### ФРАГМЕНТ ТЕКСТА ###

На этом фоне яснее высвечиваются мировоззренческие доминанты русской литературы этого же периода. Интерес к метафизическим вопросам, вдохновлённый Вл. Соловьёвым, можно назвать “религиозным возрождением”, которое породило русскую религиозную философию начала ХХ века, мистические мотивы в литературе серебряного века, но если говорить о строго христианском (точнее, естественном для России православном) мироотношении, то в художественном творчестве оно практически не воплотилось. Различие культурного контекста России и Франции первой трети XX века особенно заметно, если заменить в вышеприведённых определениях слово “католический” на “православный”. Ни в России дореволюционной, ни в советской (что понятно), ни в зарубежье не сложилось “литературы православного возрождения”. Собственно православных, без оговорок, писателей были единицы (И. Шмелев, Б. Зайцев, Л. Зуров). Возрождение христианской идеи ограничилось кругом философов, историков, искусствоведов.
В настоящей статье пойдёт речь о встрече самых видных представителей религиозного возрождения — русского и западного, католического. Она стала возможной благодаря эмиграции русских интеллектуальных сил, большая часть которых обосновалась во Франции. На рубеже 1930-х годов такой диалог воплотился в деятельности Франко-русской студии. На протяжении полутора лет (с октября 1929 по апрель 1931) русские писатели, общественные и религиозные деятели регулярно встречались в Париже с французскими литераторами, критиками, философами. С русской стороны инициаторами создания Франко-русской студии были поэт и журналист В. Б. Фохт и писательница Н. Городецкая. Среди французских организаторов — католические интеллектуалы, вдохновлённые философской и религиозной мыслью Жака Маритена: романист и критик Робер Себастьен, литераторы Жан Максанс, Марсель Пеги2.
Первый сезон был наполнен острыми спорами между французскими “левыми” и “католиками”, а среди русскоязычных полемика была спровоцирована выступлениями представителей крыла, сочувствующего большевизму. Характерно, что группы единомышленников возникали не по национальному, но по мировоззренческому признаку: водораздел пролёг между христианами и сторонниками секулярного гуманизма. Второй сезон проходил более спокойно, состав участников оказался более однородным. “Именно католики и их русские союзники выиграли сражение за Студию, не без содействия её ведущих, Фохта и Себастьена. Последние были тесно связаны с кругами интеллектуалов, которые видели разрешение европейского духовного кризиса в религиозном возрождении”, — отмечает Л. Ливак3.

###

*СУТЬ ЗАДАНИЯ*: Перепишите из фрагмента о Франко-русской студии часть, которая начинается словами «Первый сезон был» и заканчивается словами «отмечает Л. Ливак3.». Замените в ней «водораздел» на «рубеж».

### ИСХОДНЫЕ ДАННЫЕ ###

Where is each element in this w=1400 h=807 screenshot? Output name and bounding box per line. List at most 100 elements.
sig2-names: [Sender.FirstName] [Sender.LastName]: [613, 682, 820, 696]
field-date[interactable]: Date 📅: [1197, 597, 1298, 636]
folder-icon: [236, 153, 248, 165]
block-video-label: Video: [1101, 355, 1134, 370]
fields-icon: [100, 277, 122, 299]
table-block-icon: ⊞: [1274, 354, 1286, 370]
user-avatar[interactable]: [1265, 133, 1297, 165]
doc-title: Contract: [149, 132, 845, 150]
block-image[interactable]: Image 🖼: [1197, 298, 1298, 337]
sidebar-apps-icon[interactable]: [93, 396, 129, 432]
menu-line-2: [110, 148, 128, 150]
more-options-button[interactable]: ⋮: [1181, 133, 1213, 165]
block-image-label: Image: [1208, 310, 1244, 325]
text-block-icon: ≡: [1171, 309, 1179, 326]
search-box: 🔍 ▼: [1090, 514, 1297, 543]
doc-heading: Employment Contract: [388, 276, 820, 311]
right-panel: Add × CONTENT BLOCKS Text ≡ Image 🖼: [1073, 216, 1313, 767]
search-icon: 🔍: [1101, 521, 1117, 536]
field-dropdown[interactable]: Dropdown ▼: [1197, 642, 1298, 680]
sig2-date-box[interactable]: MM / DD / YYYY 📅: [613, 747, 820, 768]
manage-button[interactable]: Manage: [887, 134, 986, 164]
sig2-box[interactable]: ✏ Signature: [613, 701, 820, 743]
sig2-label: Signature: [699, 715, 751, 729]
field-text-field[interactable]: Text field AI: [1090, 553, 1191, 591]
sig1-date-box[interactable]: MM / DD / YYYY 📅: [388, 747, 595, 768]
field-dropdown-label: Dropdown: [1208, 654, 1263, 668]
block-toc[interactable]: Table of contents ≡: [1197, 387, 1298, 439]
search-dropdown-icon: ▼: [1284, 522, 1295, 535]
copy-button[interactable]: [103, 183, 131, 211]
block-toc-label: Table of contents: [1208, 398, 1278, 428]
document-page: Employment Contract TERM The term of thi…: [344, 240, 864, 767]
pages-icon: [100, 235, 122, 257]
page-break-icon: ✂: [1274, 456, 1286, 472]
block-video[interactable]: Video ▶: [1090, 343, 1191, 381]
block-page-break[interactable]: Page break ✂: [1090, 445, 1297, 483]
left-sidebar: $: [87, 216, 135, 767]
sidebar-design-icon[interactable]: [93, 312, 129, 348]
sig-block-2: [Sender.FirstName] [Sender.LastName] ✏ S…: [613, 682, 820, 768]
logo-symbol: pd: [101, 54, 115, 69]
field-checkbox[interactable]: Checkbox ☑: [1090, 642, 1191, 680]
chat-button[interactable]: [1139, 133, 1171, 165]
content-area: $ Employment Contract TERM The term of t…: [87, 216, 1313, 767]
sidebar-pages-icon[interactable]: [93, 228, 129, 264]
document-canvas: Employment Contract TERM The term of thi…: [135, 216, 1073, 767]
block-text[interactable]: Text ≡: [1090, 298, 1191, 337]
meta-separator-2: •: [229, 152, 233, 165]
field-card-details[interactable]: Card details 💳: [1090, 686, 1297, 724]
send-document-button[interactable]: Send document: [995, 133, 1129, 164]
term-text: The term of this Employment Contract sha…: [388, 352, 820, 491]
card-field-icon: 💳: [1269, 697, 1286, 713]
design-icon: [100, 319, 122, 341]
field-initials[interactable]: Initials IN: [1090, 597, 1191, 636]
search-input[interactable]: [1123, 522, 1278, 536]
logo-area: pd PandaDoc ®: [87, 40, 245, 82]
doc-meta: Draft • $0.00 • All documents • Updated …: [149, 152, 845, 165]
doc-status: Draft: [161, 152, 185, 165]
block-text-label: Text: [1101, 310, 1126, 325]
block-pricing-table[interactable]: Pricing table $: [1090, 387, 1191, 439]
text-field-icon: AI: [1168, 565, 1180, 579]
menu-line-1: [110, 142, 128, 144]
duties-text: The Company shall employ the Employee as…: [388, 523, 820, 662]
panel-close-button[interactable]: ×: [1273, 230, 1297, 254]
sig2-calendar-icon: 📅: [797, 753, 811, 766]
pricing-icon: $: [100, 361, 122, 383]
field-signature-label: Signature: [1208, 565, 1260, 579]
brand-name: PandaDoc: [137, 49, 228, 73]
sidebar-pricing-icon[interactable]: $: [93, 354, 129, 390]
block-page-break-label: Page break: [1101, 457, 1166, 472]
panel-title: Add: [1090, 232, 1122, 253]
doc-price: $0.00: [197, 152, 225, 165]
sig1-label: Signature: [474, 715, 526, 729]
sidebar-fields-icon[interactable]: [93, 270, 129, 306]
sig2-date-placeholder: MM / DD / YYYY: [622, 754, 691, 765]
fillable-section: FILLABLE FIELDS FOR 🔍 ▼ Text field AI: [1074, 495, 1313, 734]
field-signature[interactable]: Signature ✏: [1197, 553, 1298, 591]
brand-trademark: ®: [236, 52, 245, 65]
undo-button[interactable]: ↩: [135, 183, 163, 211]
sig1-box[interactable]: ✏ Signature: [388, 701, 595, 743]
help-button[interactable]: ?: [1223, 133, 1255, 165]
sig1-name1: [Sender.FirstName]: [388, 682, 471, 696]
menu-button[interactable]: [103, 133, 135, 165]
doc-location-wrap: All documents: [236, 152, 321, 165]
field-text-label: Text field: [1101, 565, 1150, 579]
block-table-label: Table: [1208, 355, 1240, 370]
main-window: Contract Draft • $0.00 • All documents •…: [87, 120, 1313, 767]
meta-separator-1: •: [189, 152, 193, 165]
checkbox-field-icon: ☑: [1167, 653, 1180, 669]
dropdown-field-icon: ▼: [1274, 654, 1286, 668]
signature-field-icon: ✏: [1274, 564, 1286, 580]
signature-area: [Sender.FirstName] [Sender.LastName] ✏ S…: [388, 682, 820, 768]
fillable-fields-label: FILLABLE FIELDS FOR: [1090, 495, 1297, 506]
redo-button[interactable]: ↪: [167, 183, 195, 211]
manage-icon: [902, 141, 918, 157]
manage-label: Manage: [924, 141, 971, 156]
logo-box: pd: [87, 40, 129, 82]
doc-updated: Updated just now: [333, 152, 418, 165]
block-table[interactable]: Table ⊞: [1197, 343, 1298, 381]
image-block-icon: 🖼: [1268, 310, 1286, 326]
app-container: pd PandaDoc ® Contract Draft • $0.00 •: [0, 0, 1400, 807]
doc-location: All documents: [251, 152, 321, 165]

###

*ОТВЕТ К ЗАДАНИЮ*:
Первый сезон был наполнен острыми спорами между французскими “левыми” и “католиками”, а среди русскоязычных полемика была спровоцирована выступлениями представителей крыла, сочувствующего большевизму. Характерно, что группы единомышленников возникали не по национальному, но по мировоззренческому признаку: рубеж пролёг между христианами и сторонниками секулярного гуманизма. Второй сезон проходил более спокойно, состав участников оказался более однородным. “Именно католики и их русские союзники выиграли сражение за Студию, не без содействия её ведущих, Фохта и Себастьена. Последние были тесно связаны с кругами интеллектуалов, которые видели разрешение европейского духовного кризиса в религиозном возрождении”, — отмечает Л. Ливак3.